Lines of data:
[START]

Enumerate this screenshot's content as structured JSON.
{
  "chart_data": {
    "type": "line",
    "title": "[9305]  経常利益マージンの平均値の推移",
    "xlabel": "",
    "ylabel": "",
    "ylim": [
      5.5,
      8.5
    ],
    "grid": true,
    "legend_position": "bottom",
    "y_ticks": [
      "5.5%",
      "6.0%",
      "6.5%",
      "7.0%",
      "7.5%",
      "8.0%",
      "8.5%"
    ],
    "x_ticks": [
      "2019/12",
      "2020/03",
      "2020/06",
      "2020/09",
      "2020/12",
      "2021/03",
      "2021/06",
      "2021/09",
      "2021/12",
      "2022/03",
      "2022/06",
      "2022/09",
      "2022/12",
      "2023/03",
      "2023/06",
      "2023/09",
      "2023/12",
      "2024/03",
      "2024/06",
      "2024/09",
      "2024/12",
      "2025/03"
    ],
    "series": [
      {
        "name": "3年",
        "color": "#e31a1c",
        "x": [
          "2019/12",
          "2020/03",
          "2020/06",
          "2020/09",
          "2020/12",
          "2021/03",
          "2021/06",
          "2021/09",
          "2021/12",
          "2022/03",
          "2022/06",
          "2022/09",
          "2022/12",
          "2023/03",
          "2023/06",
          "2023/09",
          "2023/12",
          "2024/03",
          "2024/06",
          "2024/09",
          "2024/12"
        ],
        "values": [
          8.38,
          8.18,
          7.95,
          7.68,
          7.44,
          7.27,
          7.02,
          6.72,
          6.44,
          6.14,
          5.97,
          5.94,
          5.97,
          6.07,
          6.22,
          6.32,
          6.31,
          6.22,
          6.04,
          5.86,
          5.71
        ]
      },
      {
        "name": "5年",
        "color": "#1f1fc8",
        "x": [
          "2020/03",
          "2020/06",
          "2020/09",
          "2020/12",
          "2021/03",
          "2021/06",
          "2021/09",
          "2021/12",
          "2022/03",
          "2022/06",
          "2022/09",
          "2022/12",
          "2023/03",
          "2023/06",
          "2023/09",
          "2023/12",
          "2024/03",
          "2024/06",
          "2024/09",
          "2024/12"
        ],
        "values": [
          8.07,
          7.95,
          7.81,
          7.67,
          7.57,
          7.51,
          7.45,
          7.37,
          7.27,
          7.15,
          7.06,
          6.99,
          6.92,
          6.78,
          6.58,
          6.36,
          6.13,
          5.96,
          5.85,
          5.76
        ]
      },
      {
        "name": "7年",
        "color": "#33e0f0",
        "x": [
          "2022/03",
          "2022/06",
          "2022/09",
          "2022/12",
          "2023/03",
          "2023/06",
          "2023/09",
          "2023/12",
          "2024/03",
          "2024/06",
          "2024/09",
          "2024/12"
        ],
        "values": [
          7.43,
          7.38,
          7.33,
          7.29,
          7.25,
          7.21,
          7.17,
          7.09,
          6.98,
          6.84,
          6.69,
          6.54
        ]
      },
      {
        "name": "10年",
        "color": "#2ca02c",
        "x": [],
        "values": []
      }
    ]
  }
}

[END]

Requirements:
Each line above that holds the string "color" should be copied and shown.

Reply:
        "color": "#e31a1c",
        "color": "#1f1fc8",
        "color": "#33e0f0",
        "color": "#2ca02c",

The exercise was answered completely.